== Teks Bacaan ==

Sebenarnya curah hujan Kabupaten Asmat tergolong tinggi, 3.000 sampai 4.000 mm per tahun. Namun tidak jarang terjadi musim kemarau panjang sampai berbulan-bulan. Fenomena kekeringan tersebut terakhir terjadi pada tahun 2015. Akibat pengaruh el nino, Kota Agats dan sekitarnya tidak diguyur hujan selama lebih dari lima bulan, antara Agustus hingga Desember. Akibatnya penduduk mengalami krisis air. Tidak sedikit masyarakat pendatang yang memilih meninggalkan Asmat untuk sementara menuju ke kota lain. Sedangkan bagi penduduk asli dengan kondisi perekonomian pas-pasan tidak ada pilihan lain selain bertahan dalam kekeringan.

Bencana kekeringan yang terus berulang tersebut kemudian mendorong pemerintah Kabupaten Asmat melirik Kali Yomoth sebagai sumber air tawar alternatif bagi Kota Agats dan kampung-kampung di sekitarnya. Sumber air rawa yang telah dimanfaatkan secara tradisional Orang Asmat di Kampung Yepem selama ratusan tahun tersebut memang punya potensi untuk itu. Menurut penelitian yang dilakukan oleh Pemerintah Kabupaten Asmat dan Fakultas Geografi Universitas Gadjah Mada pada tahun 2010, air rawa Kali Yomoth sebagai sumber air bersih mempunyai kapasitas daya dukung sebesar 2.302.140 mᶟ. Kualitas air baik untuk dikelola sebagai sumber cadangan air bersih, walaupun masih harus melalui proses penjernihan terlebih dahulu.

Rumah mesin air di tengah Kali Yomoth
Proses pemanfaatan air rawa Kali Yomoth oleh pemerintah Kabupaten Asmat sebenarnya telah dilakukan sejak tahun 2005. Masyarakat Kampung Yepem juga telah mempersilakan setelah pemerintah memberikan kompensasi kepada masyarakat. Namun karena tidak lancarnya komunikasi antara masyarakat adat sebagai pemilik hak ulayat dan pemerintah sebagai pengelola, menyebabkan tidak efektifnya pemanfaatan air rawa Kali Yomoth. Beberapa kali pemerintah kabupaten lewat Dinas Pekerjaan Umum (PU) Kabupaten Asmat membangun beberapa fasilitas pendukung untuk mengalirkan air ke Kota Agats. Namun karena dilakukan secara sepihak dan dianggap melanggar adat, masyarakat Kampung Yepem membongkar fasilitas tersebut tanpa sepengetahuan pemerintah. Tindakan itu mengakibatkan air tidak mengalir ke kota secara maksimal.

===

Yang Perlu Dikerjakan
• A. Perbarui bagian teks tentang Kali Yomoth, mulai dari "Sebenarnya curah hujan" dan berakhir pada "bertahan dalam kekeringan.", lalu ganti "kemarau" dengan "kering".
• B. Bisakah Anda meneruskan teks tentang Kali Yomoth dari kalimat terakhir yang tertulis?

== Blok Data ==

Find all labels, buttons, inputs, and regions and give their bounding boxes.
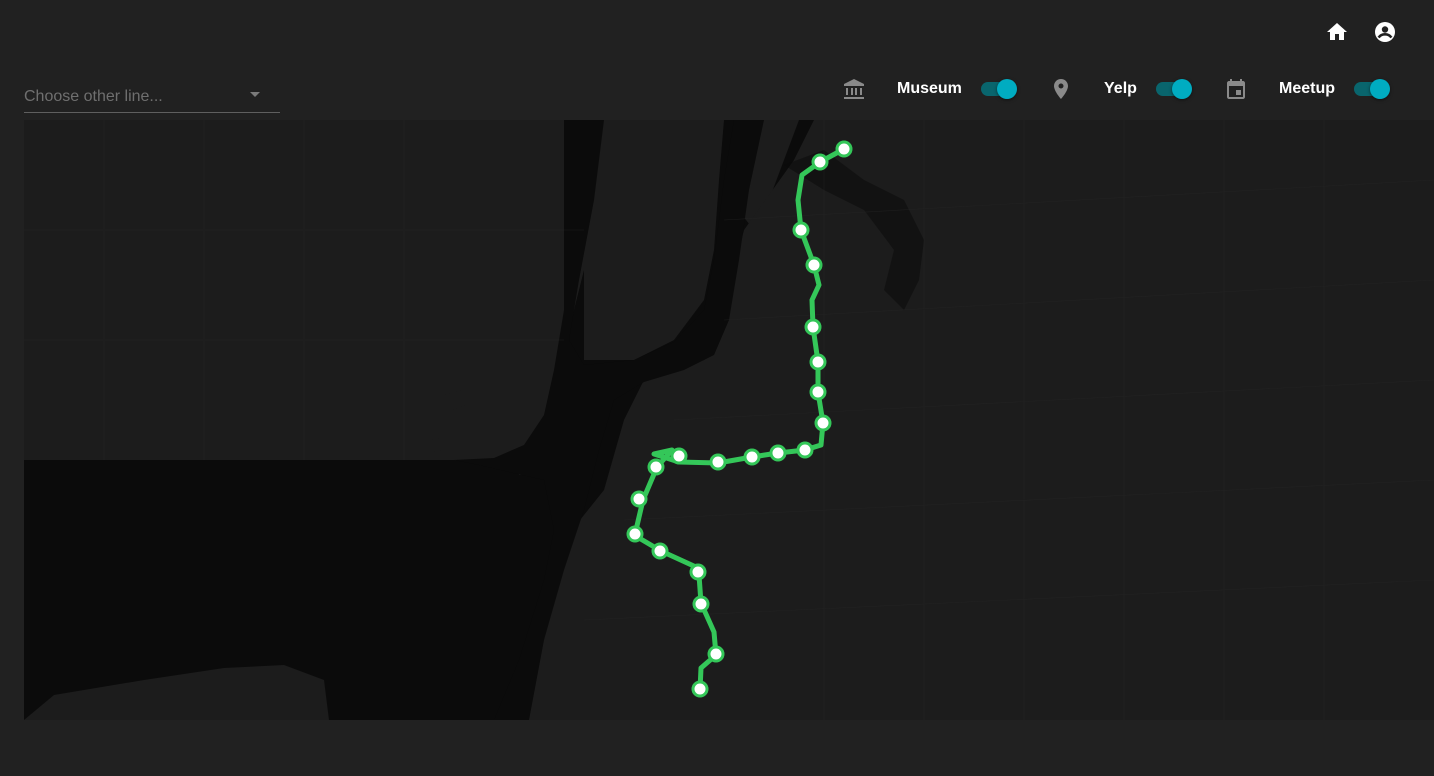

===

Soal Terjawab
• A.
Sebenarnya curah hujan Kabupaten Asmat tergolong tinggi, 3.000 sampai 4.000 mm per tahun. Namun tidak jarang terjadi musim kering panjang sampai berbulan-bulan. Fenomena kekeringan tersebut terakhir terjadi pada tahun 2015. Akibat pengaruh el nino, Kota Agats dan sekitarnya tidak diguyur hujan selama lebih dari lima bulan, antara Agustus hingga Desember. Akibatnya penduduk mengalami krisis air. Tidak sedikit masyarakat pendatang yang memilih meninggalkan Asmat untuk sementara menuju ke kota lain. Sedangkan bagi penduduk asli dengan kondisi perekonomian pas-pasan tidak ada pilihan lain selain bertahan dalam kekeringan.

• B.
Untuk mengalirkan air dari Kali Yomoth ke Kota Agats, pemerintah membangun rumah mesin di atas badan kali. Hal ini mengakibatkan bahan bakar dari mesin menetes ke kali dan mencemari air di sekitar lahan tersebut. Masyarakat Kampung Yepem sudah melayangkan protes. Namun tanggapan pemerintah tidak kunjung menyelesaikan masalah. Pada akhir tahun 2016, Dinas PU membangun bendungan di bagian atas Kali Yomoth untuk meningkatkan debit air di sekitar rumah mesin. Karena hal itu, masyarakat dan para Tetua Adat Kampung Yepem kembali dibuat marah besar. Tanpa memberi tahu pihak pemerintah, mereka membongkar bendungan tersebut karena menghalangi air untuk sampai ke dalam kampung. 

Masih ada beberapa tindakan sepihak yang dilakukan oleh masing-masing pihak, termasuk pengerusakan jaringan pipa yang menyalurkan air ke rumah-rumah penduduk di Kota Agats. tindakan-tindakan sepihak tersebut bukannya menyelesaikan masalah, bahkan semakin memperumit kerja sama antara pemerintah dengan masyarakat Kampung Yepem.

Untuk meredam konflik ini, sudah seharusnya kedua belah pihak membangun sebuah forum dialog dalam bentuk kelembagaan bersama. Forum ini dapat digunakan sebagai wadah untuk saling berkomunikasi, menyampaikan pendapat masing-masing pihak, dan membangun sistem pengelolaan air lebih baik yang bisa diterima bersama. Niat baik pemerintah untuk menyediakan sumber air alternatif bagi masyarakat tidak sepantasnya melanggar kearifan tradisional masyarakat adat Asmat yang telah bertahan selama ratusan tahun. Lagi pula pemanfaatan secara adat tersebut sudah terbukti lestari dalam menjaga keberadaan sumber air rawa Kali Yomoth.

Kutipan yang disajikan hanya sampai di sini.